→ Goal:
Gather each line of the records where "name" appears.

[Stored dataset items]
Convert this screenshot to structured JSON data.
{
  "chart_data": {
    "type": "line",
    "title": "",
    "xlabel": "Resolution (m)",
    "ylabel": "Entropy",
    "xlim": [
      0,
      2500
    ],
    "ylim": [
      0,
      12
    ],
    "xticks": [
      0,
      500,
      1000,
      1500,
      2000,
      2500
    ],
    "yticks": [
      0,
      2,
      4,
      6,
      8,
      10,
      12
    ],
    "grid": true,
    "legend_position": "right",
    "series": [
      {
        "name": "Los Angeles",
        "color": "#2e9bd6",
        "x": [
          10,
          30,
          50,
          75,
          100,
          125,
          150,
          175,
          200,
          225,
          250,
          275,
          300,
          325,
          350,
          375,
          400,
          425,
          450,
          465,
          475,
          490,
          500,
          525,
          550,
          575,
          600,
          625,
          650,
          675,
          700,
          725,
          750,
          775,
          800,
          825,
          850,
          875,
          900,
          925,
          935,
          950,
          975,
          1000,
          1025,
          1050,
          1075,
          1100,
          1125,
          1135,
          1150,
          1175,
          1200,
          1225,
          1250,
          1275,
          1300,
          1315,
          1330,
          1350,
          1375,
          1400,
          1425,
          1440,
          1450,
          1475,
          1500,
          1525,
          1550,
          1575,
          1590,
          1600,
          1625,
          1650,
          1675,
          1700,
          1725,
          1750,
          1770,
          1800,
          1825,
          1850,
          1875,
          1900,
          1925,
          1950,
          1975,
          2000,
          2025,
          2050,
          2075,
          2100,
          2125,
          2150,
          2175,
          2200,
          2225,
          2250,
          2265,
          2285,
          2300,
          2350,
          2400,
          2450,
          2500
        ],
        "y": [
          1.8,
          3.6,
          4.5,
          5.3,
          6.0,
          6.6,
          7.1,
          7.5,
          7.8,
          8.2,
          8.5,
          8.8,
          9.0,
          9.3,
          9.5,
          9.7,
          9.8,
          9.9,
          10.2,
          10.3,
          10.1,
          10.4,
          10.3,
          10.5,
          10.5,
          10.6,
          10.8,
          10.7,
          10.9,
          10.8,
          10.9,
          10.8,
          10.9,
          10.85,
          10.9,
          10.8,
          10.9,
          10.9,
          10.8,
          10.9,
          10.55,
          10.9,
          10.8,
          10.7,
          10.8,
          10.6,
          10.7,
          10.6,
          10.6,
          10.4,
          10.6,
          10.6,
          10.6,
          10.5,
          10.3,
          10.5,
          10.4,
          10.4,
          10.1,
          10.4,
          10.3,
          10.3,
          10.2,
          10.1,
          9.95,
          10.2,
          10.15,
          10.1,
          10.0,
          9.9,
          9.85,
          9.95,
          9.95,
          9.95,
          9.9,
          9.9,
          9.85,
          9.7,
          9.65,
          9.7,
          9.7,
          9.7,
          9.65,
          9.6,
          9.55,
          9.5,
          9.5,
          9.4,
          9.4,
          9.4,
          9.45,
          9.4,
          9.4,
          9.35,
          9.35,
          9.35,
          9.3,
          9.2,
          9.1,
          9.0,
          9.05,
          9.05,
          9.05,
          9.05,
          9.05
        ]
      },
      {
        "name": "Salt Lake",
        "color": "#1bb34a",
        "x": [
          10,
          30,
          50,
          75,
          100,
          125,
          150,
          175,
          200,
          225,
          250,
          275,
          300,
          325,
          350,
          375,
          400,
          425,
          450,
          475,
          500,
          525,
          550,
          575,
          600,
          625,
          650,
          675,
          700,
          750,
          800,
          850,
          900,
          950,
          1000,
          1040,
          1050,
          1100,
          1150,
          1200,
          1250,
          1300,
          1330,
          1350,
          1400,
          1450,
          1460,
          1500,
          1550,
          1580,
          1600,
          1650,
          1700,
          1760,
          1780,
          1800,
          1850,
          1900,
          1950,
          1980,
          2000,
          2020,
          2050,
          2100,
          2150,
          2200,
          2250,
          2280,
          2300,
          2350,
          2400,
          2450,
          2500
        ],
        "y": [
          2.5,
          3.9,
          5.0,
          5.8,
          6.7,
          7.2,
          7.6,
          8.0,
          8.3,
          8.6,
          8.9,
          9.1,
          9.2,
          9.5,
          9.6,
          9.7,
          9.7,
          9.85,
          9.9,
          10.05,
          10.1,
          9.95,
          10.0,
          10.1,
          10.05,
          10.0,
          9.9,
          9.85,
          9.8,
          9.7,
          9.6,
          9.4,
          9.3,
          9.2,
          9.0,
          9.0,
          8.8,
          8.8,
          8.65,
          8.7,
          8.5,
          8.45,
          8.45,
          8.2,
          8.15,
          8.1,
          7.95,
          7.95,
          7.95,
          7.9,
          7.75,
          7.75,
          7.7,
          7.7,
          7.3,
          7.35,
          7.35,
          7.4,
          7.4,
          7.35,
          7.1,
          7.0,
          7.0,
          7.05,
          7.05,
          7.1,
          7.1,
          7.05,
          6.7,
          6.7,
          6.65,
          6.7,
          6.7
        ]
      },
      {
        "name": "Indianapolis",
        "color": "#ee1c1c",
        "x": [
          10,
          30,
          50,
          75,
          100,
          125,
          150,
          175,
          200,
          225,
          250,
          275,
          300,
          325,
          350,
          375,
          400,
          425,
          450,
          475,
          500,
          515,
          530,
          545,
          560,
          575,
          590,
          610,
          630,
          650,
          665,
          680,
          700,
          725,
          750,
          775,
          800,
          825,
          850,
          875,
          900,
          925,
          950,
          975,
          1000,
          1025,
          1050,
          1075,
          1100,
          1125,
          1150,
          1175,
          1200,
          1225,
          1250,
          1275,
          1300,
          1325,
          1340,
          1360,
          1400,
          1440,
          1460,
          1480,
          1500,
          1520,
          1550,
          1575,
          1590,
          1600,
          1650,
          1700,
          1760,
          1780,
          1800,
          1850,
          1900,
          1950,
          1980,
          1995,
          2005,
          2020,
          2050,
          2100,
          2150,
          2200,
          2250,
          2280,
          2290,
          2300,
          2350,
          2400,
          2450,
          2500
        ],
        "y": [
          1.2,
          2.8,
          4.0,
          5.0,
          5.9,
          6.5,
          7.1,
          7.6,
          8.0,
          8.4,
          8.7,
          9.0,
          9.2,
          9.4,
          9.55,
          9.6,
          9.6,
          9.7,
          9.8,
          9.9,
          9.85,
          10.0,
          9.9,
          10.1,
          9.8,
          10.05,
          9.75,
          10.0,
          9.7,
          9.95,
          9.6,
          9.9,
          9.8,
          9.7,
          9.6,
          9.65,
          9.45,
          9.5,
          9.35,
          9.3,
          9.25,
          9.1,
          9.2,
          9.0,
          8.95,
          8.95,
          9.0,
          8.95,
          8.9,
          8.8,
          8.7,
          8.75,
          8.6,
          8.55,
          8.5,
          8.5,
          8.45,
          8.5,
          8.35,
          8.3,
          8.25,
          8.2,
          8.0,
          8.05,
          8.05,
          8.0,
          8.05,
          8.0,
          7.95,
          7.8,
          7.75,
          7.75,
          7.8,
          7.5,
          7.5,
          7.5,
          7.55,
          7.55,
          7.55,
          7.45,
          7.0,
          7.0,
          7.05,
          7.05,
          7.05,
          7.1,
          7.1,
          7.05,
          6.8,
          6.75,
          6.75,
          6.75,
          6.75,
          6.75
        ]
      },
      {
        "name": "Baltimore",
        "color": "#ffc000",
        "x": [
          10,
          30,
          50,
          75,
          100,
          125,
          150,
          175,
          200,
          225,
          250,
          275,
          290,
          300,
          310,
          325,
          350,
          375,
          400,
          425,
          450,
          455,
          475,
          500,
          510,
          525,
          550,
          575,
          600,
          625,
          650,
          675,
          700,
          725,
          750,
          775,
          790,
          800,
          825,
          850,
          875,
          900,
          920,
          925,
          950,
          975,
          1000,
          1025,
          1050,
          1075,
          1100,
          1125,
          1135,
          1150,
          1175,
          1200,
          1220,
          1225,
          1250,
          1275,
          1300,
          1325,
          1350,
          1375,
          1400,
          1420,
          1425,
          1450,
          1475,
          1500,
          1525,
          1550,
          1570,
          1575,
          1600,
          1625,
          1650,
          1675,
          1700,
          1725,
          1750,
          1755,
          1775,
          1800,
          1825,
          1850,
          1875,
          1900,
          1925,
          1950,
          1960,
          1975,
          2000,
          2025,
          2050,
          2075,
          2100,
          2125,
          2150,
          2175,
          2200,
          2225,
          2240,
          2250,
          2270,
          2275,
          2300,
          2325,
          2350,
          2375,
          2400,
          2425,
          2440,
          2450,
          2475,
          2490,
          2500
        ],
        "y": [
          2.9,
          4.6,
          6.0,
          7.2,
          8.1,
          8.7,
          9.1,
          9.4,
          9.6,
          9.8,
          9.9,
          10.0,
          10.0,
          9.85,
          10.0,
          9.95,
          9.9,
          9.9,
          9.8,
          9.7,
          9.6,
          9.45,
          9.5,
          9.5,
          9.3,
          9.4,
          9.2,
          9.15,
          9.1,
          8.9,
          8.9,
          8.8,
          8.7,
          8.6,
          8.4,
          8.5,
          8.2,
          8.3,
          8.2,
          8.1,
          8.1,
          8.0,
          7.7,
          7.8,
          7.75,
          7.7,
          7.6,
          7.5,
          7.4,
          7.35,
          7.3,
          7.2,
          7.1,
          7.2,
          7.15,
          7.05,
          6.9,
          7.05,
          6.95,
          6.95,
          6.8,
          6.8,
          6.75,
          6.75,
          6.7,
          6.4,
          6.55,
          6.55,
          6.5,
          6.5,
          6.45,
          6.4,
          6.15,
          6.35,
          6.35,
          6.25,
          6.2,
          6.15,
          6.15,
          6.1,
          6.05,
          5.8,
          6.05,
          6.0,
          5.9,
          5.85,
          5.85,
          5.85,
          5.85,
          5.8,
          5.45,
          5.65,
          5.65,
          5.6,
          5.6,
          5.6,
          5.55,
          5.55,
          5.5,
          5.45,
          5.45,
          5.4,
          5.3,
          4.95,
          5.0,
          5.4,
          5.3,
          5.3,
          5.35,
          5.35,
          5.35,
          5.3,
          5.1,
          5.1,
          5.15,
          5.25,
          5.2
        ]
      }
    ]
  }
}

→ Answer for this exercise:
        "name": "Los Angeles",
        "name": "Salt Lake",
        "name": "Indianapolis",
        "name": "Baltimore",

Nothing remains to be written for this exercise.